____ SUPPLIED DATA

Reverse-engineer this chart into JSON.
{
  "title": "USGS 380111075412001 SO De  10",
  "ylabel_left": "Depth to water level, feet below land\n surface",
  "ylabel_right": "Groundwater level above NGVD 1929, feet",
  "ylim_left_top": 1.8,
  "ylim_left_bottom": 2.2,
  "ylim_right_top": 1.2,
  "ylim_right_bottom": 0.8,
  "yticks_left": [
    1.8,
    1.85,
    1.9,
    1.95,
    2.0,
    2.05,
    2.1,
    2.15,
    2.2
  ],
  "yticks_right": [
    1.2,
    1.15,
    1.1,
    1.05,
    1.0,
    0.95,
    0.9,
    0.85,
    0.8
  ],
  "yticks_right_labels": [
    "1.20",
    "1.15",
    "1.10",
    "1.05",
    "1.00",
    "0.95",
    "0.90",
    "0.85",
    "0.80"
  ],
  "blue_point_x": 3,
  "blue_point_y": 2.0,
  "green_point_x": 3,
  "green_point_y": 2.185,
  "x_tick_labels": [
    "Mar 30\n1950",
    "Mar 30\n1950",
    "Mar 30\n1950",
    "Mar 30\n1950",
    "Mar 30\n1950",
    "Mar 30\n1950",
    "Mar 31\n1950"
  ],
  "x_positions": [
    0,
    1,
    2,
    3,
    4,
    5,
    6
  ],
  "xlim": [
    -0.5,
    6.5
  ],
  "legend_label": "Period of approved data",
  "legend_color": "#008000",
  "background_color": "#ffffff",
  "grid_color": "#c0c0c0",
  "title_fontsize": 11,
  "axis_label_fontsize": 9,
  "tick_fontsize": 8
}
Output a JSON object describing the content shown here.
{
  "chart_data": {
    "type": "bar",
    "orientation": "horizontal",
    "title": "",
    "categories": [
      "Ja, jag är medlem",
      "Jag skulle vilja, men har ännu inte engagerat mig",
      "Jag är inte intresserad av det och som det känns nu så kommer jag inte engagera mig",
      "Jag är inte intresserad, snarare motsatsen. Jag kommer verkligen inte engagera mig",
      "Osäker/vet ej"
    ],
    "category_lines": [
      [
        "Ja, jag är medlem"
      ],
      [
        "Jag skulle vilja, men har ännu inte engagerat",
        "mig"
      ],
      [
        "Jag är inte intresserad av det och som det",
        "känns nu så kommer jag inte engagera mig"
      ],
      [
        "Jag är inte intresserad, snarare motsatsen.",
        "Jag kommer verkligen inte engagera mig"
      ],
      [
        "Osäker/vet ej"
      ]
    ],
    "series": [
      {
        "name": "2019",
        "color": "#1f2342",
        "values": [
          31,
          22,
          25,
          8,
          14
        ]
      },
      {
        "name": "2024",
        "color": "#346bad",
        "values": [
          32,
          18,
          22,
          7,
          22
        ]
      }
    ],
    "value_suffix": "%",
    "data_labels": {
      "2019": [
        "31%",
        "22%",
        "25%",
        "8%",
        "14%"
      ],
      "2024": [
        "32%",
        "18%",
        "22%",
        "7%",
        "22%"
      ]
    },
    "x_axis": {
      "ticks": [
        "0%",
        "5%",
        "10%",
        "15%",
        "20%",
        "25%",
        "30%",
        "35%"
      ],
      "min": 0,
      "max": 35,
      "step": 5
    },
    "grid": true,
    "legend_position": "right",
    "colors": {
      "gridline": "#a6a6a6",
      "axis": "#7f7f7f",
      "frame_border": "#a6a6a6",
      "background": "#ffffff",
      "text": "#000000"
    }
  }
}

________

▶ **WHAT YOU SHOULD DO**
Restate every entry word for word.

▶ **OUTPUT OF THE EXERCISE**
Reverse-engineer this chart into JSON.
{
  "title": "USGS 380111075412001 SO De  10",
  "ylabel_left": "Depth to water level, feet below land\n surface",
  "ylabel_right": "Groundwater level above NGVD 1929, feet",
  "ylim_left_top": 1.8,
  "ylim_left_bottom": 2.2,
  "ylim_right_top": 1.2,
  "ylim_right_bottom": 0.8,
  "yticks_left": [
    1.8,
    1.85,
    1.9,
    1.95,
    2.0,
    2.05,
    2.1,
    2.15,
    2.2
  ],
  "yticks_right": [
    1.2,
    1.15,
    1.1,
    1.05,
    1.0,
    0.95,
    0.9,
    0.85,
    0.8
  ],
  "yticks_right_labels": [
    "1.20",
    "1.15",
    "1.10",
    "1.05",
    "1.00",
    "0.95",
    "0.90",
    "0.85",
    "0.80"
  ],
  "blue_point_x": 3,
  "blue_point_y": 2.0,
  "green_point_x": 3,
  "green_point_y": 2.185,
  "x_tick_labels": [
    "Mar 30\n1950",
    "Mar 30\n1950",
    "Mar 30\n1950",
    "Mar 30\n1950",
    "Mar 30\n1950",
    "Mar 30\n1950",
    "Mar 31\n1950"
  ],
  "x_positions": [
    0,
    1,
    2,
    3,
    4,
    5,
    6
  ],
  "xlim": [
    -0.5,
    6.5
  ],
  "legend_label": "Period of approved data",
  "legend_color": "#008000",
  "background_color": "#ffffff",
  "grid_color": "#c0c0c0",
  "title_fontsize": 11,
  "axis_label_fontsize": 9,
  "tick_fontsize": 8
}
Output a JSON object describing the content shown here.
{
  "chart_data": {
    "type": "bar",
    "orientation": "horizontal",
    "title": "",
    "categories": [
      "Ja, jag är medlem",
      "Jag skulle vilja, men har ännu inte engagerat mig",
      "Jag är inte intresserad av det och som det känns nu så kommer jag inte engagera mig",
      "Jag är inte intresserad, snarare motsatsen. Jag kommer verkligen inte engagera mig",
      "Osäker/vet ej"
    ],
    "category_lines": [
      [
        "Ja, jag är medlem"
      ],
      [
        "Jag skulle vilja, men har ännu inte engagerat",
        "mig"
      ],
      [
        "Jag är inte intresserad av det och som det",
        "känns nu så kommer jag inte engagera mig"
      ],
      [
        "Jag är inte intresserad, snarare motsatsen.",
        "Jag kommer verkligen inte engagera mig"
      ],
      [
        "Osäker/vet ej"
      ]
    ],
    "series": [
      {
        "name": "2019",
        "color": "#1f2342",
        "values": [
          31,
          22,
          25,
          8,
          14
        ]
      },
      {
        "name": "2024",
        "color": "#346bad",
        "values": [
          32,
          18,
          22,
          7,
          22
        ]
      }
    ],
    "value_suffix": "%",
    "data_labels": {
      "2019": [
        "31%",
        "22%",
        "25%",
        "8%",
        "14%"
      ],
      "2024": [
        "32%",
        "18%",
        "22%",
        "7%",
        "22%"
      ]
    },
    "x_axis": {
      "ticks": [
        "0%",
        "5%",
        "10%",
        "15%",
        "20%",
        "25%",
        "30%",
        "35%"
      ],
      "min": 0,
      "max": 35,
      "step": 5
    },
    "grid": true,
    "legend_position": "right",
    "colors": {
      "gridline": "#a6a6a6",
      "axis": "#7f7f7f",
      "frame_border": "#a6a6a6",
      "background": "#ffffff",
      "text": "#000000"
    }
  }
}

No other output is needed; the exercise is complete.